[Written task]: All of the material below is to be restated word for word, apart from the pictures.

>> BEGIN Records to use

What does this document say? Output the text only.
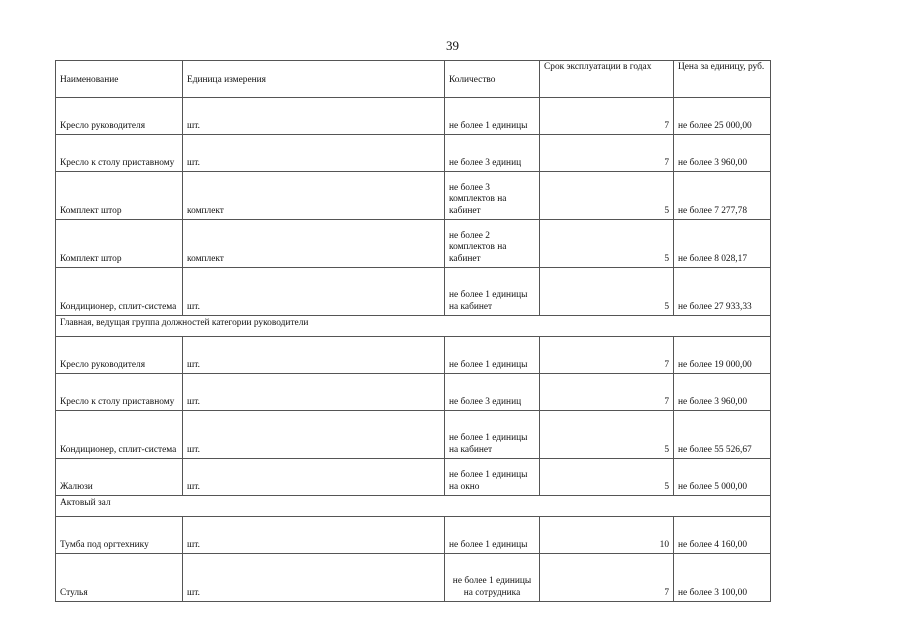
39
Наименование	Единица измерения	Количество	Срок эксплуатации в годах	Цена за единицу, руб.
Кресло руководителя	шт.	не более 1 единицы	7	не более 25 000,00
Кресло к столу приставному	шт.	не более 3 единиц	7	не более 3 960,00
Комплект штор	комплект	не более 3 комплектов на кабинет	5	не более 7 277,78
Комплект штор	комплект	не более 2 комплектов на кабинет	5	не более 8 028,17
Кондиционер, сплит-система	шт.	не более 1 единицы на кабинет	5	не более 27 933,33
Главная, ведущая группа должностей категории руководители				
Кресло руководителя	шт.	не более 1 единицы	7	не более 19 000,00
Кресло к столу приставному	шт.	не более 3 единиц	7	не более 3 960,00
Кондиционер, сплит-система	шт.	не более 1 единицы на кабинет	5	не более 55 526,67
Жалюзи	шт.	не более 1 единицы на окно	5	не более 5 000,00
Актовый зал				
Тумба под оргтехнику	шт.	не более 1 единицы	10	не более 4 160,00
Стулья	шт.	не более 1 единицы на сотрудника	7	не более 3 100,00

>> END Records to use

[The answer]:
What does this document say? Output the text only.
39
Наименование	Единица измерения	Количество	Срок эксплуатации в годах	Цена за единицу, руб.
Кресло руководителя	шт.	не более 1 единицы	7	не более 25 000,00
Кресло к столу приставному	шт.	не более 3 единиц	7	не более 3 960,00
Комплект штор	комплект	не более 3 комплектов на кабинет	5	не более 7 277,78
Комплект штор	комплект	не более 2 комплектов на кабинет	5	не более 8 028,17
Кондиционер, сплит-система	шт.	не более 1 единицы на кабинет	5	не более 27 933,33
Главная, ведущая группа должностей категории руководители				
Кресло руководителя	шт.	не более 1 единицы	7	не более 19 000,00
Кресло к столу приставному	шт.	не более 3 единиц	7	не более 3 960,00
Кондиционер, сплит-система	шт.	не более 1 единицы на кабинет	5	не более 55 526,67
Жалюзи	шт.	не более 1 единицы на окно	5	не более 5 000,00
Актовый зал				
Тумба под оргтехнику	шт.	не более 1 единицы	10	не более 4 160,00
Стулья	шт.	не более 1 единицы на сотрудника	7	не более 3 100,00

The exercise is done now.